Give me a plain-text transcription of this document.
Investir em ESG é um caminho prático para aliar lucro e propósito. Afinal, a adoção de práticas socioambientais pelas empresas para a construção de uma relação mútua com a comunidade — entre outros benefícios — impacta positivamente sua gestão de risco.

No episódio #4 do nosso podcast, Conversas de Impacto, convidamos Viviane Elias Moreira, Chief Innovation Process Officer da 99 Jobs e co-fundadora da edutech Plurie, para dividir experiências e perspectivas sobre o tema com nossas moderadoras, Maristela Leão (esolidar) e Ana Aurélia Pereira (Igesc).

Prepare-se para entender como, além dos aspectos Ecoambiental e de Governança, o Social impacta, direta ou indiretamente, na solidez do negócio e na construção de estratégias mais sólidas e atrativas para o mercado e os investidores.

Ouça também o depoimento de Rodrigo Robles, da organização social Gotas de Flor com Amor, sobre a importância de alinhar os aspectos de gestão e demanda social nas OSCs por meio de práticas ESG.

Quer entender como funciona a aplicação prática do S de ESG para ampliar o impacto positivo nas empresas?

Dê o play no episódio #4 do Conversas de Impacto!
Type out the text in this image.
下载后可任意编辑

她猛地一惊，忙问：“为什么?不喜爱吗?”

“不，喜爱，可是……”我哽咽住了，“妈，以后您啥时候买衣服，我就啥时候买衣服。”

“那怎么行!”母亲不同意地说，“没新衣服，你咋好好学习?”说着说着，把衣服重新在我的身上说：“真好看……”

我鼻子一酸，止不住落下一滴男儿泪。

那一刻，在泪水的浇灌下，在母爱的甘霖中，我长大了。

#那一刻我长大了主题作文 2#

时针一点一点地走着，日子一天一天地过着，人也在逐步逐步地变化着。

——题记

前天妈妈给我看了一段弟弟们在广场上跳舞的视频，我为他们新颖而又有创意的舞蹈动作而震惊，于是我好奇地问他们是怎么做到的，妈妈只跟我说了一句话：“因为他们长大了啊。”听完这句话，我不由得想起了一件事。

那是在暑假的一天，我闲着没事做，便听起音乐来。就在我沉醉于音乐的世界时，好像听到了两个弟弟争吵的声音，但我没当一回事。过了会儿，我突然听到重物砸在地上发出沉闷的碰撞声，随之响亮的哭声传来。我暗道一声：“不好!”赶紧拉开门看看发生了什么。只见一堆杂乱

* * * * * * *

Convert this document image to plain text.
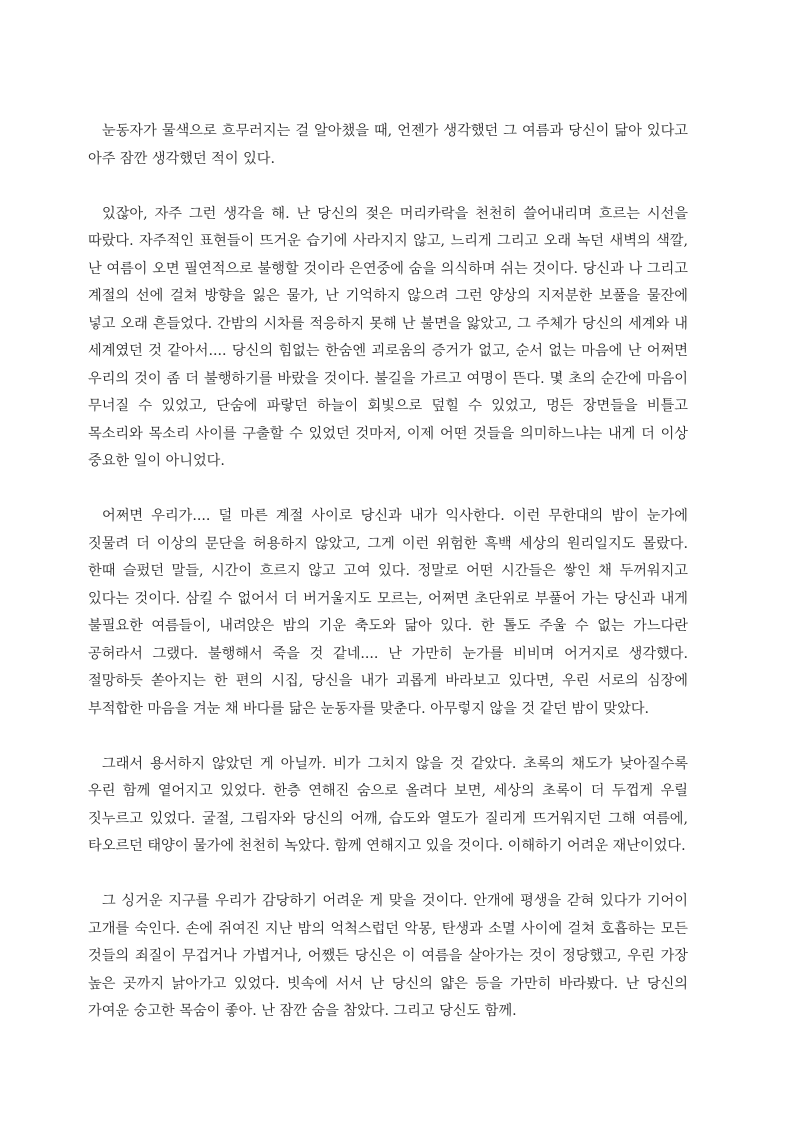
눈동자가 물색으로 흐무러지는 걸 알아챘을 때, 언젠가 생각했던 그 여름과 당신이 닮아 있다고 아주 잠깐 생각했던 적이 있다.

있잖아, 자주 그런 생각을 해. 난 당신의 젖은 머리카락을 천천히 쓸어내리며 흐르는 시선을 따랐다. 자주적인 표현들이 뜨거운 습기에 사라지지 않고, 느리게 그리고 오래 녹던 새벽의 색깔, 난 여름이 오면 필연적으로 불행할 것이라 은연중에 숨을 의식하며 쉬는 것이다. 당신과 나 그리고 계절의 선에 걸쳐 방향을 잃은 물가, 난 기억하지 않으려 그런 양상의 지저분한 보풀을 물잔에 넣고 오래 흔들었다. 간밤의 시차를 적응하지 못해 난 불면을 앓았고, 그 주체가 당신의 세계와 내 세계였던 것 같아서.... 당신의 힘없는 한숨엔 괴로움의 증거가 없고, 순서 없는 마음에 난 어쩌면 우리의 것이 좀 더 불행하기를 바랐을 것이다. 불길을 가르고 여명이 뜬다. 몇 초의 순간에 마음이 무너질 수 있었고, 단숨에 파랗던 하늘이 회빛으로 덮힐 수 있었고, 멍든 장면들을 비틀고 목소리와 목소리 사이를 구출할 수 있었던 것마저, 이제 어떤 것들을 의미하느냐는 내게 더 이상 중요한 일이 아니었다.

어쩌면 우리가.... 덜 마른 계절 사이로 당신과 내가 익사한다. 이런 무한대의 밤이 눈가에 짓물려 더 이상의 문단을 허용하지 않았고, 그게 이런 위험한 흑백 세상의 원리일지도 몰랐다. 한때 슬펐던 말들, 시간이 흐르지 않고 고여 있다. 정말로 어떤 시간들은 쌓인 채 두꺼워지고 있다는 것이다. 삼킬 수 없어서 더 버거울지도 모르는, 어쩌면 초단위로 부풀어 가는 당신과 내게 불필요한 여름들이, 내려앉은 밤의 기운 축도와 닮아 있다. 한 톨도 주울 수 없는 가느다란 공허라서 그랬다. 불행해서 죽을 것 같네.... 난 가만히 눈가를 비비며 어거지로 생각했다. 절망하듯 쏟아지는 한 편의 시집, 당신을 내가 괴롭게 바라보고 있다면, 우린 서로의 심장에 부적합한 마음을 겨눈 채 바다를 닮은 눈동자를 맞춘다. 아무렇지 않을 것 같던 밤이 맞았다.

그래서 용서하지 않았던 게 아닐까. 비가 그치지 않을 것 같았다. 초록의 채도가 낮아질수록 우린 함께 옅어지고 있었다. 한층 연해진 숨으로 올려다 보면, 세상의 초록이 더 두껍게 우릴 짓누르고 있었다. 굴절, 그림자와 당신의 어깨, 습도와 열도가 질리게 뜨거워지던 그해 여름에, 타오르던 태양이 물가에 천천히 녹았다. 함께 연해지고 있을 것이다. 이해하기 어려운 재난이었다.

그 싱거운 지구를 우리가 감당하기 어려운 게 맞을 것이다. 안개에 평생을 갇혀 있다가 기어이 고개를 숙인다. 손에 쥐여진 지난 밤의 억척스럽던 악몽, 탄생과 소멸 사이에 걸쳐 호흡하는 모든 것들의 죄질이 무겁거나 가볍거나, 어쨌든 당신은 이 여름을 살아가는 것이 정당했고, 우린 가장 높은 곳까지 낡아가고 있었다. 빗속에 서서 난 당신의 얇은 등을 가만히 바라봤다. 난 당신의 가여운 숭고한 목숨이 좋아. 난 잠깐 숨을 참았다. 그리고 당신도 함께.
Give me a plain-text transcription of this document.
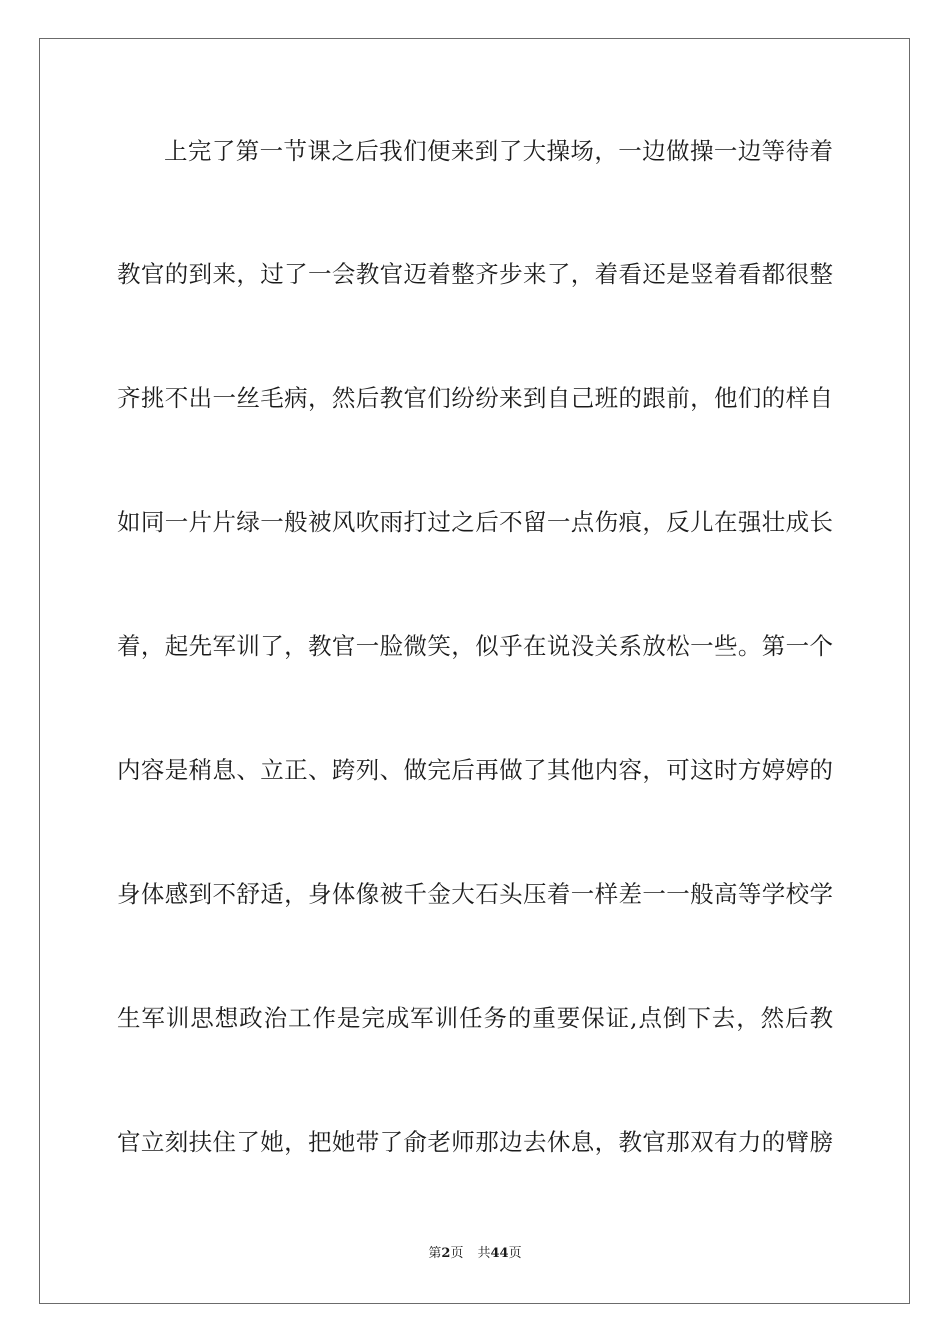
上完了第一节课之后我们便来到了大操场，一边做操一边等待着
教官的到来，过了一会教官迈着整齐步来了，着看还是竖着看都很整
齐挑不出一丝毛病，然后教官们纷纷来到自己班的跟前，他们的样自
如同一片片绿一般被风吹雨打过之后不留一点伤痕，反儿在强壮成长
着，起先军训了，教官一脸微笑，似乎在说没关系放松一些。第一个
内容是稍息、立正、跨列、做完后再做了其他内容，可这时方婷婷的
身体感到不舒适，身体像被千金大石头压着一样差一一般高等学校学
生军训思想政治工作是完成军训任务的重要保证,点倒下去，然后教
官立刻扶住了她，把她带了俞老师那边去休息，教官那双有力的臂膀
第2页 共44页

* * * * * * *

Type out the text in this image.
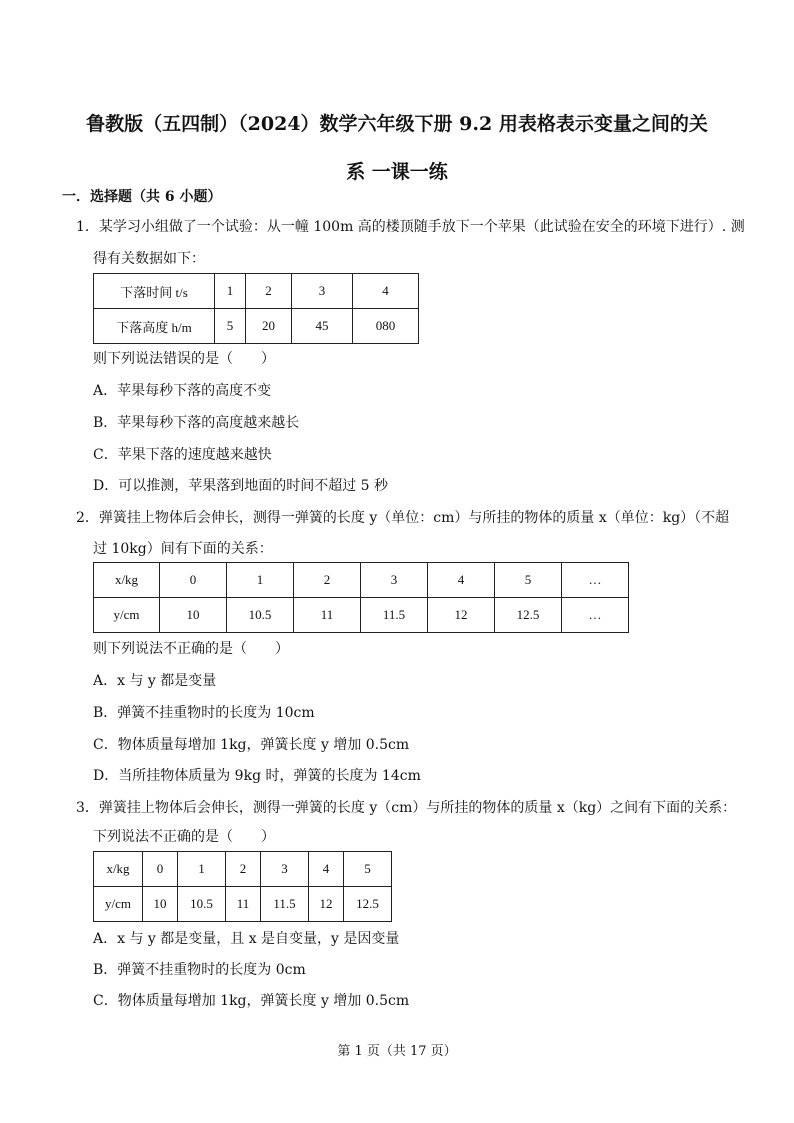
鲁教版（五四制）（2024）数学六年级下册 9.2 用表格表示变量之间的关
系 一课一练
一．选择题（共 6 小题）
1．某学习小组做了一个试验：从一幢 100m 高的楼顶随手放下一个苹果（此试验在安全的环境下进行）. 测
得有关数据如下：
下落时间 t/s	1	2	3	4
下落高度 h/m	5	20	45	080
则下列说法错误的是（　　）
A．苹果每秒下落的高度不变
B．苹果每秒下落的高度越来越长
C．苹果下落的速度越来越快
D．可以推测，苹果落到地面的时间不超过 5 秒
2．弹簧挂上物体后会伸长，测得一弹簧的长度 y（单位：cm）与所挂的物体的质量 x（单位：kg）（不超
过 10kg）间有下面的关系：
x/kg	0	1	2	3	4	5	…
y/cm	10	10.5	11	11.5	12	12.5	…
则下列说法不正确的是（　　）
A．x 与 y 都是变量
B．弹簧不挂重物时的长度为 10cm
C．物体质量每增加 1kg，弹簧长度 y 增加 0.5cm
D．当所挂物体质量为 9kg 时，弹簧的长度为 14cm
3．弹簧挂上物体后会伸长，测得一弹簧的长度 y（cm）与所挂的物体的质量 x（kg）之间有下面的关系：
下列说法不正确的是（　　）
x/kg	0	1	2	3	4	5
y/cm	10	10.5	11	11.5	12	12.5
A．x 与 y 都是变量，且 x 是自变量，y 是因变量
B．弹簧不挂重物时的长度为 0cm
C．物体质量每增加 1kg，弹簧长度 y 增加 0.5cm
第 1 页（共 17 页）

* * * * * * *

Check each line above for the word "práticas", and copy the lines where it appears.

(Solution to this task)
Investir em ESG é um caminho prático para aliar lucro e propósito. Afinal, a adoção de práticas socioambientais pelas empresas para a construção de uma relação mútua com a comunidade — entre outros benefícios — impacta positivamente sua gestão de risco.
Ouça também o depoimento de Rodrigo Robles, da organização social Gotas de Flor com Amor, sobre a importância de alinhar os aspectos de gestão e demanda social nas OSCs por meio de práticas ESG.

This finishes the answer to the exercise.